• **TASK DESCRIPTION**
Assemble all lines in which the string "pass" appears.

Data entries

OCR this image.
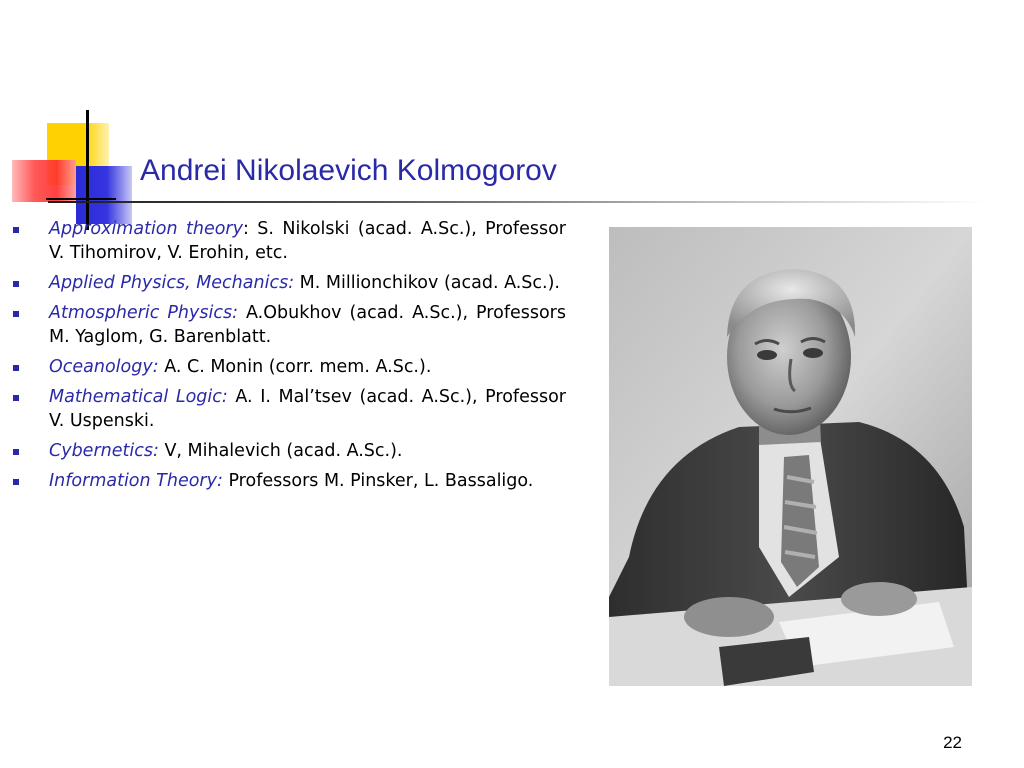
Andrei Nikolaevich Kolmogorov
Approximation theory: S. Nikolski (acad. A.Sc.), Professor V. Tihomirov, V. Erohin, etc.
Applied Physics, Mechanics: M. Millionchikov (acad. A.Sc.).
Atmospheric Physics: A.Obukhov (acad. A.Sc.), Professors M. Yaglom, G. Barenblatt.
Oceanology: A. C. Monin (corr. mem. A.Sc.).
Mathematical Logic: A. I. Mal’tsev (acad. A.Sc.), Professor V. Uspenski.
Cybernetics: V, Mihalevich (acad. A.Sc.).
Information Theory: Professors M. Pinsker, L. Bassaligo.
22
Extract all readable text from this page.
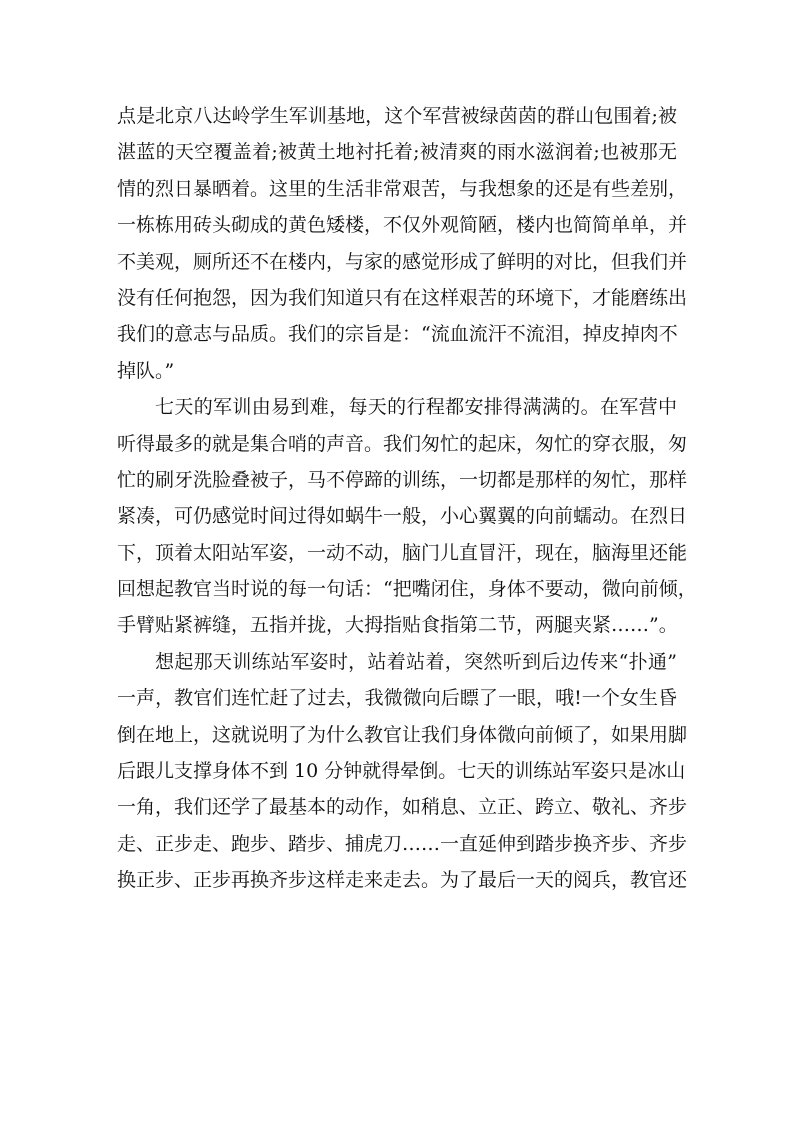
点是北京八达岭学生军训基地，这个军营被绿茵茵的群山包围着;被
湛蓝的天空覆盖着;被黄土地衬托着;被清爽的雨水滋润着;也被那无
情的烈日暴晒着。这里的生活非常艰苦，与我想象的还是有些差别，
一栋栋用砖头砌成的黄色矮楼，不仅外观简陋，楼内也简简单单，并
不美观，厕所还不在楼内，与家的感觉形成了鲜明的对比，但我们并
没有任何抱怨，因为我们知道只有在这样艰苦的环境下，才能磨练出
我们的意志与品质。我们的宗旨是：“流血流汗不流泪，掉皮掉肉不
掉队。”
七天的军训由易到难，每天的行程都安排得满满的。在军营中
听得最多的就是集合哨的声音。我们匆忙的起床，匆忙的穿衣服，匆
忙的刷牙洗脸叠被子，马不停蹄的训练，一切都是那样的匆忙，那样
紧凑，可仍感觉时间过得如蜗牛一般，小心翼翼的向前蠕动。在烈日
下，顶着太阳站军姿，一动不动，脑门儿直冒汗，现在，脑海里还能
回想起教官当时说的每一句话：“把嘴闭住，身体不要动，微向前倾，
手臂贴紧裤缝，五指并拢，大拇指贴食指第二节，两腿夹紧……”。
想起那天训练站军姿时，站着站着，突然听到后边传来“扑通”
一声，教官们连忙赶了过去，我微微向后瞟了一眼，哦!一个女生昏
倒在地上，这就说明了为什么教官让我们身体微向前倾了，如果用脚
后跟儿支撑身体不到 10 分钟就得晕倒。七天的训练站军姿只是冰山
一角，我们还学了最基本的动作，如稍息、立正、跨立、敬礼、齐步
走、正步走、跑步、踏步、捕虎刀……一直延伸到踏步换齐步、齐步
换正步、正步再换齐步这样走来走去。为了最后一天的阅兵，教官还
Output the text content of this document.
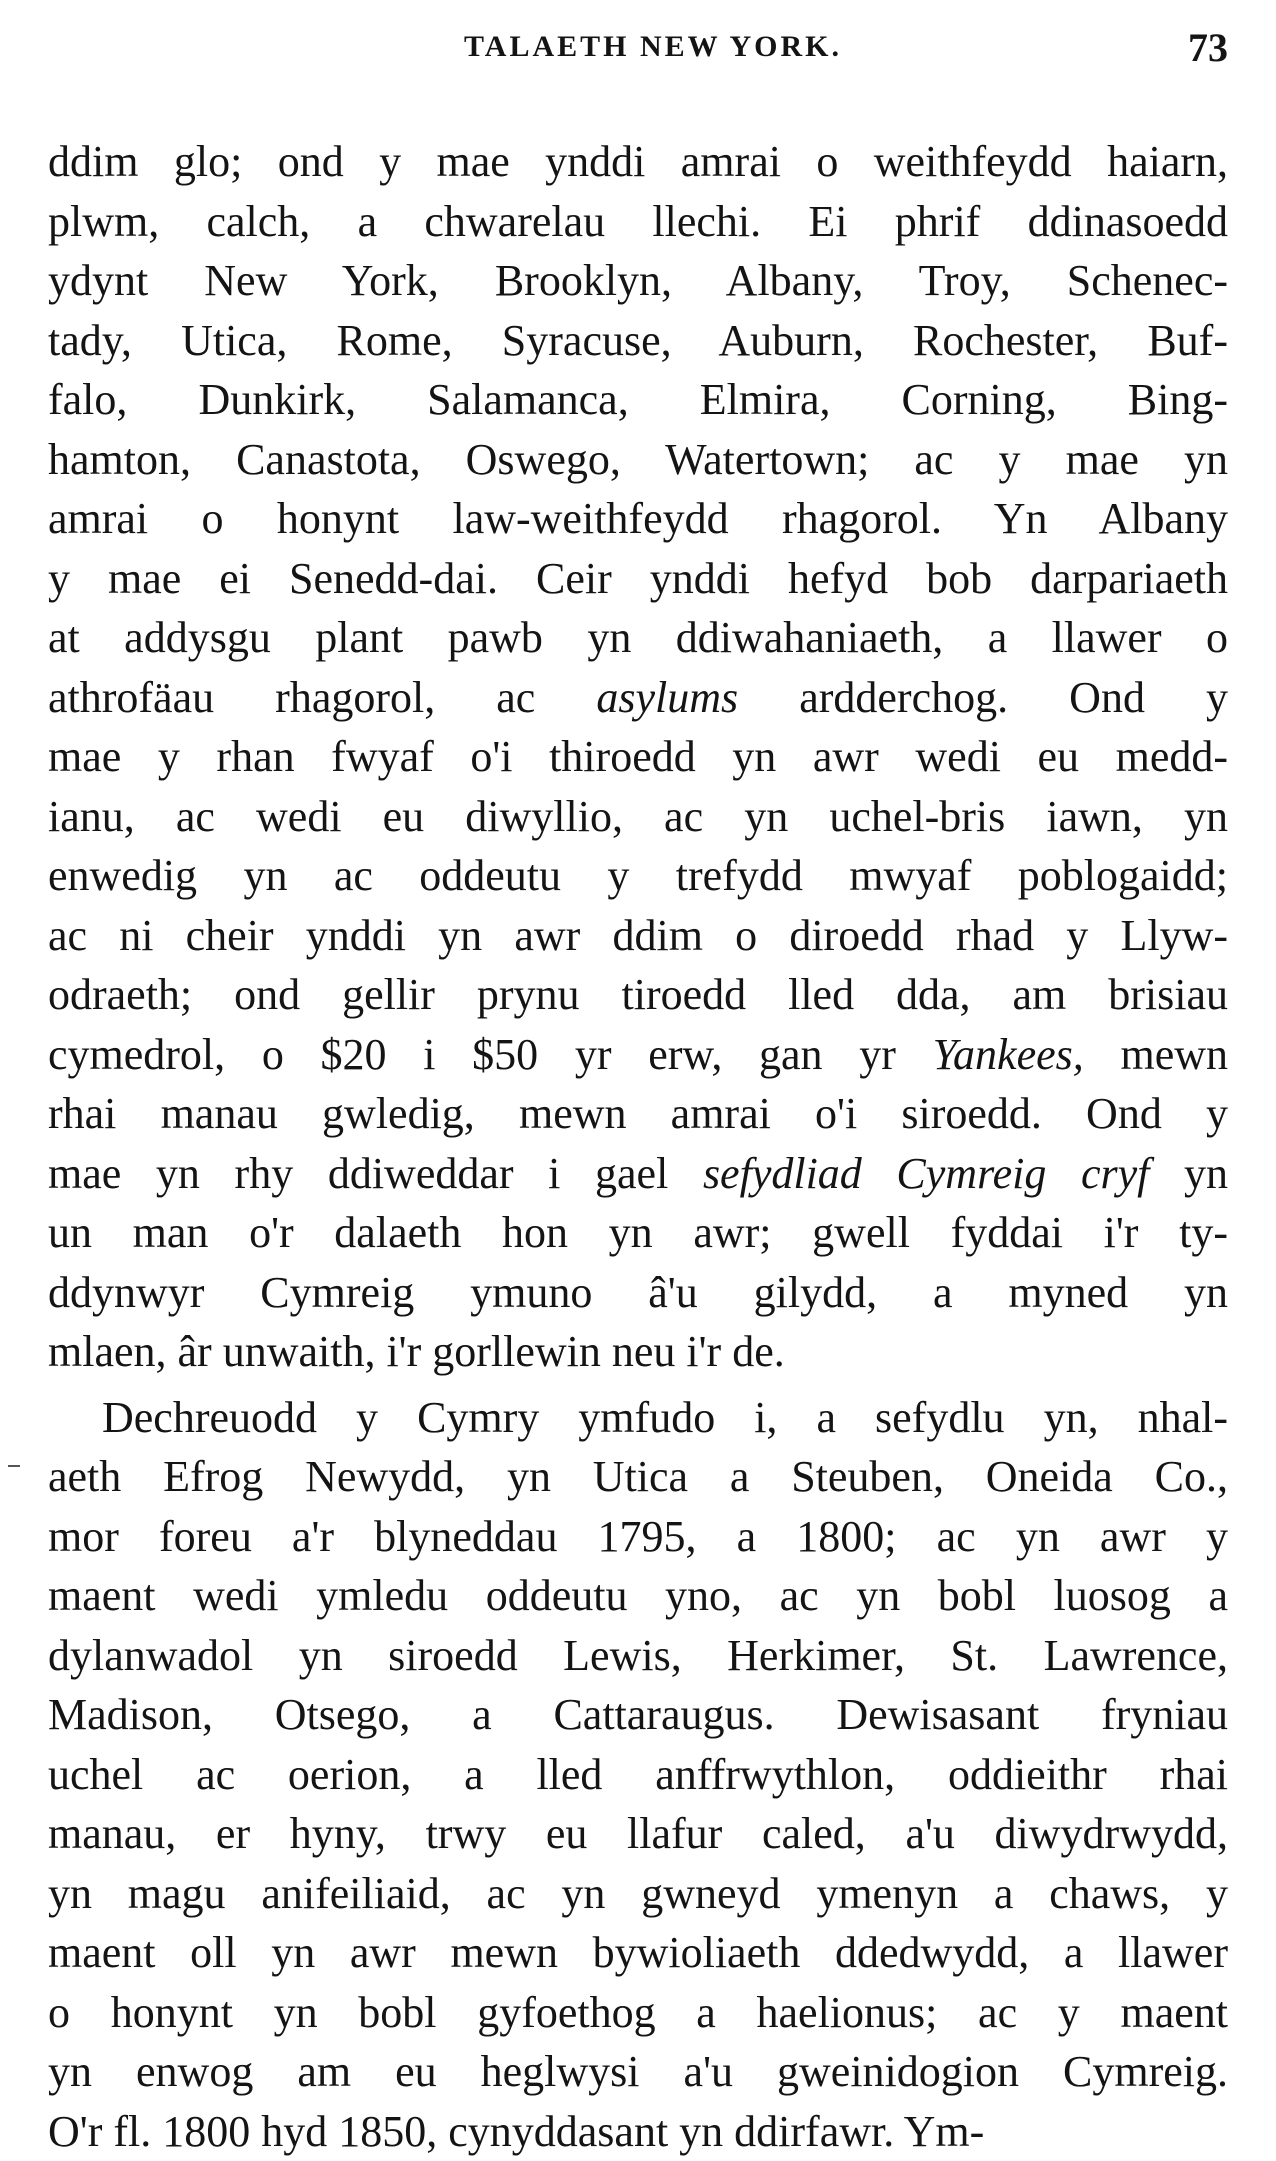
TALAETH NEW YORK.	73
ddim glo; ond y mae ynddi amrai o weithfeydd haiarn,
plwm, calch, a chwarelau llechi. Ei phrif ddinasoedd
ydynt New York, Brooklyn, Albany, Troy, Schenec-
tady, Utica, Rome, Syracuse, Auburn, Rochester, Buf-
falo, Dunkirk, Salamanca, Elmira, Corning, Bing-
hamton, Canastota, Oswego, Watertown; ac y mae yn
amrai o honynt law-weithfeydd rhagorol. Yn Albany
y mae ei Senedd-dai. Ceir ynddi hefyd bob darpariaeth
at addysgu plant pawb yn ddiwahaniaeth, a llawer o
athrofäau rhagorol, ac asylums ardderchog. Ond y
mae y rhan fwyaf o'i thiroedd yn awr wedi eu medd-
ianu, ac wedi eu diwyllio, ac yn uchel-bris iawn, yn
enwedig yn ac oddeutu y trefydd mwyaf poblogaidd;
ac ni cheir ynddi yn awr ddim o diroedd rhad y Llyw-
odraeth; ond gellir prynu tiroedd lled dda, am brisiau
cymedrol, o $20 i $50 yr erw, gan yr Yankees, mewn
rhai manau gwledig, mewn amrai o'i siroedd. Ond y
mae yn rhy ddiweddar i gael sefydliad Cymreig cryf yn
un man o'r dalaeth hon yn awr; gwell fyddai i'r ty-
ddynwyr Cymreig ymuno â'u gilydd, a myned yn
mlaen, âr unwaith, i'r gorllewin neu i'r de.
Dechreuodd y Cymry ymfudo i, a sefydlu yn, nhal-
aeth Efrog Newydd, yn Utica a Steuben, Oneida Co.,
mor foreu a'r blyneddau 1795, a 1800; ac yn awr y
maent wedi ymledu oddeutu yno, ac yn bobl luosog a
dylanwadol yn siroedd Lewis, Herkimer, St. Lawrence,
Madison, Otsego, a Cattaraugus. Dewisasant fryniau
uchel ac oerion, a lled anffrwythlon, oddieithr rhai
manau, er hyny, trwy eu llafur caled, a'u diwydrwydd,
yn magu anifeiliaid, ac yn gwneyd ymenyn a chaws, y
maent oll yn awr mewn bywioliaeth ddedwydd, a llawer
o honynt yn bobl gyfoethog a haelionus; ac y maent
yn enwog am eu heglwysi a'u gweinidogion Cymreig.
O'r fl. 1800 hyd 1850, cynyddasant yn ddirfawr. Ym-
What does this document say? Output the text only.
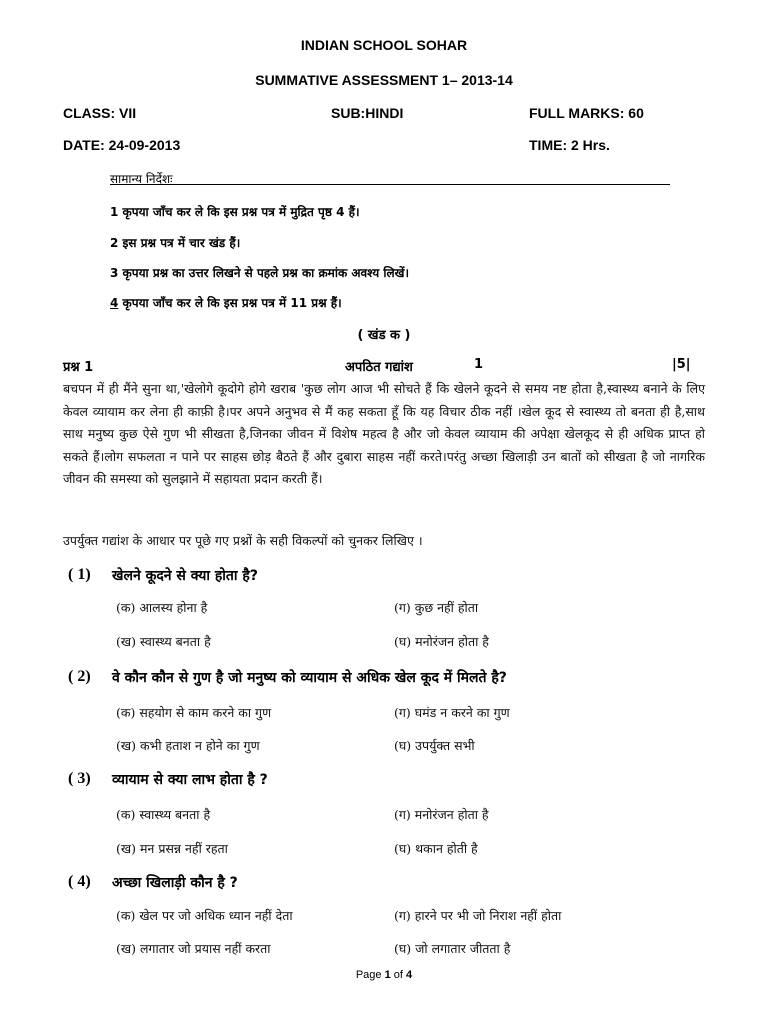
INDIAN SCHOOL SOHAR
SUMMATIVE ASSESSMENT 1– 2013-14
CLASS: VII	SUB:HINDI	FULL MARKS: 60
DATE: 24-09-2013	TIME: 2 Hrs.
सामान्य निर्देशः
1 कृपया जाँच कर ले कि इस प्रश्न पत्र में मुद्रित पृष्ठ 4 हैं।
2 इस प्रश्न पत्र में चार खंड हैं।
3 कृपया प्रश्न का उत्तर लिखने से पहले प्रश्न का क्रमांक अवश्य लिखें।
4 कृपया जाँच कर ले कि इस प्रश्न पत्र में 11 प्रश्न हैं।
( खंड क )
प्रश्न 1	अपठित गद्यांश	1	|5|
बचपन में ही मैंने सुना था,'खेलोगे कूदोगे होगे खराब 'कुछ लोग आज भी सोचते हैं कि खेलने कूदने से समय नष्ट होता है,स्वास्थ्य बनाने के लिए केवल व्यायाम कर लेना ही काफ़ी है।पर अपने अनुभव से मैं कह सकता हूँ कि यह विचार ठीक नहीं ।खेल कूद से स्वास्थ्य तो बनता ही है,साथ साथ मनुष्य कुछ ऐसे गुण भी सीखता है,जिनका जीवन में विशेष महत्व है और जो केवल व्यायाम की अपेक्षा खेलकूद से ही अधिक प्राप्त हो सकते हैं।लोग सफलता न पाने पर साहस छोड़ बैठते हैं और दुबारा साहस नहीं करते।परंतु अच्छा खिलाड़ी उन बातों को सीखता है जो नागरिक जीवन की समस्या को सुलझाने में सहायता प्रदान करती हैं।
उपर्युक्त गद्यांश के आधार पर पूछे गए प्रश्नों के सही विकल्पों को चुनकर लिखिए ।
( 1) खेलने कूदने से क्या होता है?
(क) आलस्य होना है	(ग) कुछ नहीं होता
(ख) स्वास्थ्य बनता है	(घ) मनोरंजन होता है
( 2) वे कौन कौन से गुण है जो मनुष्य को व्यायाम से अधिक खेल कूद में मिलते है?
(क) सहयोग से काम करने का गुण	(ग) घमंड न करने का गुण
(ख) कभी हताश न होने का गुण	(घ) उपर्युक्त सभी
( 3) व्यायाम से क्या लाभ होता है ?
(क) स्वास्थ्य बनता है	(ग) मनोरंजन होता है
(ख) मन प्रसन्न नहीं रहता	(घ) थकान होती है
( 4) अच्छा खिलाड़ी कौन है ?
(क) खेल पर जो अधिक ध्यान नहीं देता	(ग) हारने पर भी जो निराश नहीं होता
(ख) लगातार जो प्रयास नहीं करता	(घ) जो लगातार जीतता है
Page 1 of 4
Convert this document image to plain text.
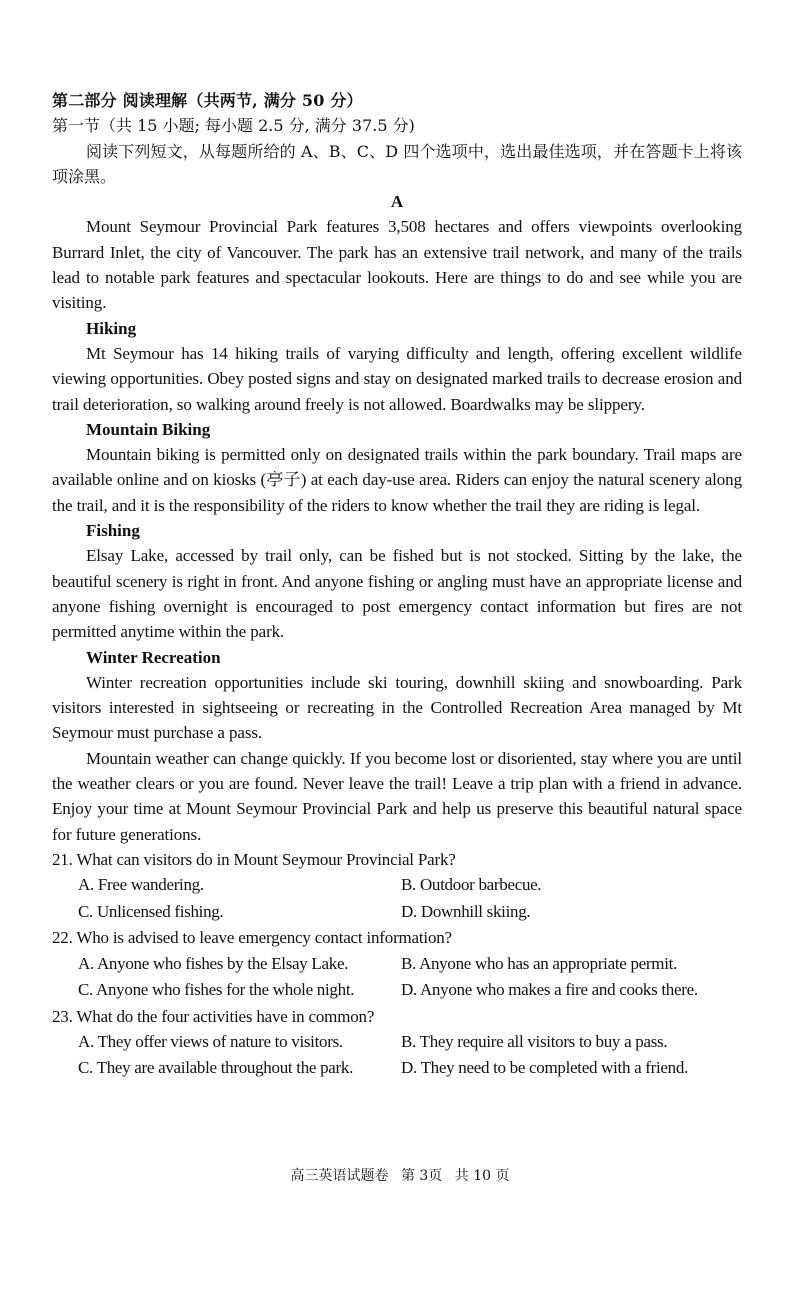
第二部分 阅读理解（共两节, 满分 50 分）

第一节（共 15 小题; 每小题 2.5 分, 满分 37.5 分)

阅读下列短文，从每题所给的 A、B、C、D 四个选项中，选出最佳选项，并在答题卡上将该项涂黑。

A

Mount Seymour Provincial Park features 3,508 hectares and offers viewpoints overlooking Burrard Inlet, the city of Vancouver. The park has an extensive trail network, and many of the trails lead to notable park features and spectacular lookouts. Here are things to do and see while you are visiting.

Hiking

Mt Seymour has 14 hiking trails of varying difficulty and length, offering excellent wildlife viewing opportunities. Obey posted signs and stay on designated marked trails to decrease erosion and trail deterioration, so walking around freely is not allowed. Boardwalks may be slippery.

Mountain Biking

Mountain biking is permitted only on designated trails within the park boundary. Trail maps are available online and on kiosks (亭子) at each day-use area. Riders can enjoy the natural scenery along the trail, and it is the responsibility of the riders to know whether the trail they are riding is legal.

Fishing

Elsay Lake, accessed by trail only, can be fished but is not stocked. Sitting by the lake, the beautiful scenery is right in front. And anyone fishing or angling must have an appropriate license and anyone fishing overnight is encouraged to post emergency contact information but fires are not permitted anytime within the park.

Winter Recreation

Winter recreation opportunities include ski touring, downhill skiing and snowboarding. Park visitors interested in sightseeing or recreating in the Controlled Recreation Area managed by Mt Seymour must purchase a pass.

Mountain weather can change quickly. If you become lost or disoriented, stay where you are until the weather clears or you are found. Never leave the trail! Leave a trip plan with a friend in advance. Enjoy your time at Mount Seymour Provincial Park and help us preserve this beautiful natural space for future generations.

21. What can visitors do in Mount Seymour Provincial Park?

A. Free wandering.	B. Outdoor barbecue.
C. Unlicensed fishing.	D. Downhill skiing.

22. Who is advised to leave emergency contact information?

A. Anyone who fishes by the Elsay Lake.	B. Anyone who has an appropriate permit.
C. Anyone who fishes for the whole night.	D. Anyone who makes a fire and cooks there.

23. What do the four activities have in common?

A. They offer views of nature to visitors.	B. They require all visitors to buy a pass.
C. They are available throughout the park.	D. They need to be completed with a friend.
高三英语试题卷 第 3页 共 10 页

• **ANSWER FOR THIS EXERCISE**
Winter recreation opportunities include ski touring, downhill skiing and snowboarding. Park visitors interested in sightseeing or recreating in the Controlled Recreation Area managed by Mt Seymour must purchase a pass.
A. They offer views of nature to visitors.	B. They require all visitors to buy a pass.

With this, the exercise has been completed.